Task to carry out
Repeat the entries below word for word, from the very first line through the line that contains "The first temperature", and include that line.

····················

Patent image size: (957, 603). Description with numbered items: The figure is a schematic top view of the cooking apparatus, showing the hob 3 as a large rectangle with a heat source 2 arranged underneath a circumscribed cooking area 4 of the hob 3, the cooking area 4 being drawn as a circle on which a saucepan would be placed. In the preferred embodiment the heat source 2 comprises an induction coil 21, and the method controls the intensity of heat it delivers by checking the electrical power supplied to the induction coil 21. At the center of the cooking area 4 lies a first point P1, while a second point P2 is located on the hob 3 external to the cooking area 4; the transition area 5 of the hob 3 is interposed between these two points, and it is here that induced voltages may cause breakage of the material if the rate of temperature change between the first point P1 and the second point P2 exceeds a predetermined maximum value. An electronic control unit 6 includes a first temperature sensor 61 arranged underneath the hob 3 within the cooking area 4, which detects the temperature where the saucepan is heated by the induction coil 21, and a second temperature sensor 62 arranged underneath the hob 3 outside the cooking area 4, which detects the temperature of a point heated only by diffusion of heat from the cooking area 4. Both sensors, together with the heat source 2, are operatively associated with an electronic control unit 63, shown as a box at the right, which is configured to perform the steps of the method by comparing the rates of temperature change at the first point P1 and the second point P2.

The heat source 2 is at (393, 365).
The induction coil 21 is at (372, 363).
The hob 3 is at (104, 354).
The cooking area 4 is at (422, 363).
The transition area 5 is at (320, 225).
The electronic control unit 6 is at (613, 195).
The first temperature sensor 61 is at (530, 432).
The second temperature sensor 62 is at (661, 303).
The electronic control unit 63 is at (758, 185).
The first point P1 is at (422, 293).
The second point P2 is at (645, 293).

····················

Full answer
Patent image size: (957, 603). Description with numbered items: The figure is a schematic top view of the cooking apparatus, showing the hob 3 as a large rectangle with a heat source 2 arranged underneath a circumscribed cooking area 4 of the hob 3, the cooking area 4 being drawn as a circle on which a saucepan would be placed. In the preferred embodiment the heat source 2 comprises an induction coil 21, and the method controls the intensity of heat it delivers by checking the electrical power supplied to the induction coil 21. At the center of the cooking area 4 lies a first point P1, while a second point P2 is located on the hob 3 external to the cooking area 4; the transition area 5 of the hob 3 is interposed between these two points, and it is here that induced voltages may cause breakage of the material if the rate of temperature change between the first point P1 and the second point P2 exceeds a predetermined maximum value. An electronic control unit 6 includes a first temperature sensor 61 arranged underneath the hob 3 within the cooking area 4, which detects the temperature where the saucepan is heated by the induction coil 21, and a second temperature sensor 62 arranged underneath the hob 3 outside the cooking area 4, which detects the temperature of a point heated only by diffusion of heat from the cooking area 4. Both sensors, together with the heat source 2, are operatively associated with an electronic control unit 63, shown as a box at the right, which is configured to perform the steps of the method by comparing the rates of temperature change at the first point P1 and the second point P2.

The heat source 2 is at (393, 365).
The induction coil 21 is at (372, 363).
The hob 3 is at (104, 354).
The cooking area 4 is at (422, 363).
The transition area 5 is at (320, 225).
The electronic control unit 6 is at (613, 195).
The first temperature sensor 61 is at (530, 432).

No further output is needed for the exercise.